Instruction: Set each entry down verbatim, omitting images.

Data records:
>>>

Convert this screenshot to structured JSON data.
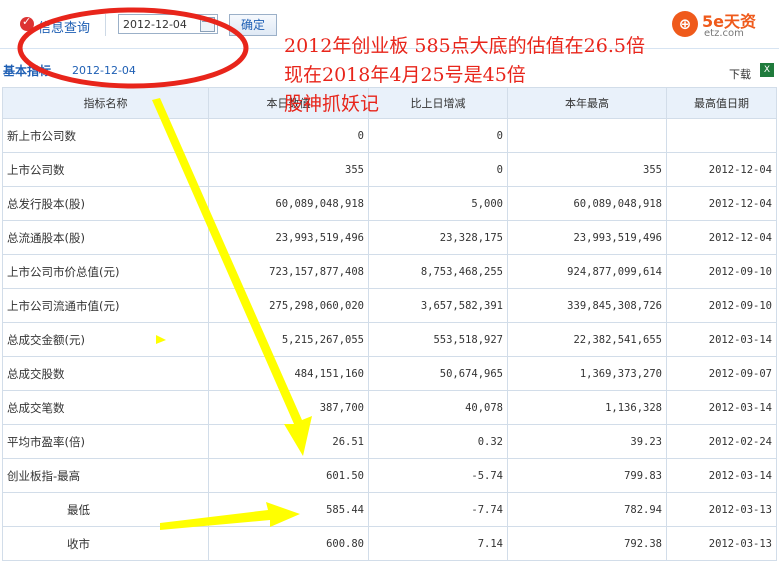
{
  "toolbar": {
    "query_label": "信息查询",
    "date_value": "2012-12-04",
    "ok_label": "确定"
  },
  "logo": {
    "brand": "5e天资",
    "url": "etz.com"
  },
  "section": {
    "title": "基本指标",
    "date": "2012-12-04",
    "download_label": "下载"
  },
  "table": {
    "headers": [
      "指标名称",
      "本日数值",
      "比上日增减",
      "本年最高",
      "最高值日期"
    ],
    "rows": [
      [
        "新上市公司数",
        "0",
        "0",
        "",
        ""
      ],
      [
        "上市公司数",
        "355",
        "0",
        "355",
        "2012-12-04"
      ],
      [
        "总发行股本(股)",
        "60,089,048,918",
        "5,000",
        "60,089,048,918",
        "2012-12-04"
      ],
      [
        "总流通股本(股)",
        "23,993,519,496",
        "23,328,175",
        "23,993,519,496",
        "2012-12-04"
      ],
      [
        "上市公司市价总值(元)",
        "723,157,877,408",
        "8,753,468,255",
        "924,877,099,614",
        "2012-09-10"
      ],
      [
        "上市公司流通市值(元)",
        "275,298,060,020",
        "3,657,582,391",
        "339,845,308,726",
        "2012-09-10"
      ],
      [
        "总成交金额(元)",
        "5,215,267,055",
        "553,518,927",
        "22,382,541,655",
        "2012-03-14"
      ],
      [
        "总成交股数",
        "484,151,160",
        "50,674,965",
        "1,369,373,270",
        "2012-09-07"
      ],
      [
        "总成交笔数",
        "387,700",
        "40,078",
        "1,136,328",
        "2012-03-14"
      ],
      [
        "平均市盈率(倍)",
        "26.51",
        "0.32",
        "39.23",
        "2012-02-24"
      ],
      [
        "创业板指-最高",
        "601.50",
        "-5.74",
        "799.83",
        "2012-03-14"
      ],
      [
        "最低",
        "585.44",
        "-7.74",
        "782.94",
        "2012-03-13"
      ],
      [
        "收市",
        "600.80",
        "7.14",
        "792.38",
        "2012-03-13"
      ]
    ]
  },
  "annotation": {
    "line1": "2012年创业板  585点大底的估值在26.5倍",
    "line2": "现在2018年4月25号是45倍",
    "line3": "股神抓妖记",
    "color": "#e8251b"
  },
  "colors": {
    "link": "#1e5fb4",
    "arrow": "#ffff00",
    "circle": "#e8251b",
    "header_bg": "#e9f1fa"
  }
}
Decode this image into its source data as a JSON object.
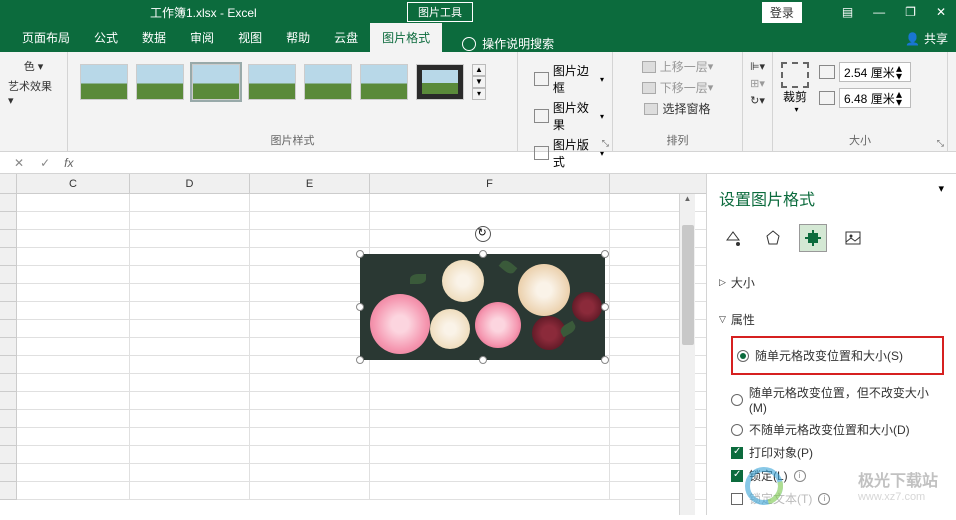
{
  "titlebar": {
    "filename": "工作簿1.xlsx",
    "app": "Excel",
    "context_tool": "图片工具",
    "login": "登录"
  },
  "tabs": {
    "items": [
      "页面布局",
      "公式",
      "数据",
      "审阅",
      "视图",
      "帮助",
      "云盘",
      "图片格式"
    ],
    "active": "图片格式",
    "tell_me": "操作说明搜索",
    "share": "共享"
  },
  "ribbon": {
    "adjust": {
      "color": "色 ▾",
      "effects": "艺术效果 ▾"
    },
    "styles_label": "图片样式",
    "pic_border": "图片边框",
    "pic_effects": "图片效果",
    "pic_layout": "图片版式",
    "arrange": {
      "bring_forward": "上移一层",
      "send_backward": "下移一层",
      "selection_pane": "选择窗格",
      "label": "排列"
    },
    "size": {
      "crop": "裁剪",
      "height": "2.54 厘米",
      "width": "6.48 厘米",
      "label": "大小"
    }
  },
  "columns": [
    "C",
    "D",
    "E",
    "F"
  ],
  "task_pane": {
    "title": "设置图片格式",
    "section_size": "大小",
    "section_props": "属性",
    "opt_move_size": "随单元格改变位置和大小(S)",
    "opt_move_nosize": "随单元格改变位置，但不改变大小(M)",
    "opt_nomove_nosize": "不随单元格改变位置和大小(D)",
    "print": "打印对象(P)",
    "locked": "锁定(L)",
    "lock_text": "锁定文本(T)"
  },
  "watermark": {
    "name": "极光下载站",
    "url": "www.xz7.com"
  }
}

<<<

Task result:
Convert this screenshot to structured JSON data.
{
  "toolbar": {
    "query_label": "信息查询",
    "date_value": "2012-12-04",
    "ok_label": "确定"
  },
  "logo": {
    "brand": "5e天资",
    "url": "etz.com"
  },
  "section": {
    "title": "基本指标",
    "date": "2012-12-04",
    "download_label": "下载"
  },
  "table": {
    "headers": [
      "指标名称",
      "本日数值",
      "比上日增减",
      "本年最高",
      "最高值日期"
    ],
    "rows": [
      [
        "新上市公司数",
        "0",
        "0",
        "",
        ""
      ],
      [
        "上市公司数",
        "355",
        "0",
        "355",
        "2012-12-04"
      ],
      [
        "总发行股本(股)",
        "60,089,048,918",
        "5,000",
        "60,089,048,918",
        "2012-12-04"
      ],
      [
        "总流通股本(股)",
        "23,993,519,496",
        "23,328,175",
        "23,993,519,496",
        "2012-12-04"
      ],
      [
        "上市公司市价总值(元)",
        "723,157,877,408",
        "8,753,468,255",
        "924,877,099,614",
        "2012-09-10"
      ],
      [
        "上市公司流通市值(元)",
        "275,298,060,020",
        "3,657,582,391",
        "339,845,308,726",
        "2012-09-10"
      ],
      [
        "总成交金额(元)",
        "5,215,267,055",
        "553,518,927",
        "22,382,541,655",
        "2012-03-14"
      ],
      [
        "总成交股数",
        "484,151,160",
        "50,674,965",
        "1,369,373,270",
        "2012-09-07"
      ],
      [
        "总成交笔数",
        "387,700",
        "40,078",
        "1,136,328",
        "2012-03-14"
      ],
      [
        "平均市盈率(倍)",
        "26.51",
        "0.32",
        "39.23",
        "2012-02-24"
      ],
      [
        "创业板指-最高",
        "601.50",
        "-5.74",
        "799.83",
        "2012-03-14"
      ],
      [
        "最低",
        "585.44",
        "-7.74",
        "782.94",
        "2012-03-13"
      ],
      [
        "收市",
        "600.80",
        "7.14",
        "792.38",
        "2012-03-13"
      ]
    ]
  },
  "annotation": {
    "line1": "2012年创业板  585点大底的估值在26.5倍",
    "line2": "现在2018年4月25号是45倍",
    "line3": "股神抓妖记",
    "color": "#e8251b"
  },
  "colors": {
    "link": "#1e5fb4",
    "arrow": "#ffff00",
    "circle": "#e8251b",
    "header_bg": "#e9f1fa"
  }
}
Decode this image into its source data as a JSON object.
{
  "titlebar": {
    "filename": "工作簿1.xlsx",
    "app": "Excel",
    "context_tool": "图片工具",
    "login": "登录"
  },
  "tabs": {
    "items": [
      "页面布局",
      "公式",
      "数据",
      "审阅",
      "视图",
      "帮助",
      "云盘",
      "图片格式"
    ],
    "active": "图片格式",
    "tell_me": "操作说明搜索",
    "share": "共享"
  },
  "ribbon": {
    "adjust": {
      "color": "色 ▾",
      "effects": "艺术效果 ▾"
    },
    "styles_label": "图片样式",
    "pic_border": "图片边框",
    "pic_effects": "图片效果",
    "pic_layout": "图片版式",
    "arrange": {
      "bring_forward": "上移一层",
      "send_backward": "下移一层",
      "selection_pane": "选择窗格",
      "label": "排列"
    },
    "size": {
      "crop": "裁剪",
      "height": "2.54 厘米",
      "width": "6.48 厘米",
      "label": "大小"
    }
  },
  "columns": [
    "C",
    "D",
    "E",
    "F"
  ],
  "task_pane": {
    "title": "设置图片格式",
    "section_size": "大小",
    "section_props": "属性",
    "opt_move_size": "随单元格改变位置和大小(S)",
    "opt_move_nosize": "随单元格改变位置，但不改变大小(M)",
    "opt_nomove_nosize": "不随单元格改变位置和大小(D)",
    "print": "打印对象(P)",
    "locked": "锁定(L)",
    "lock_text": "锁定文本(T)"
  },
  "watermark": {
    "name": "极光下载站",
    "url": "www.xz7.com"
  }
}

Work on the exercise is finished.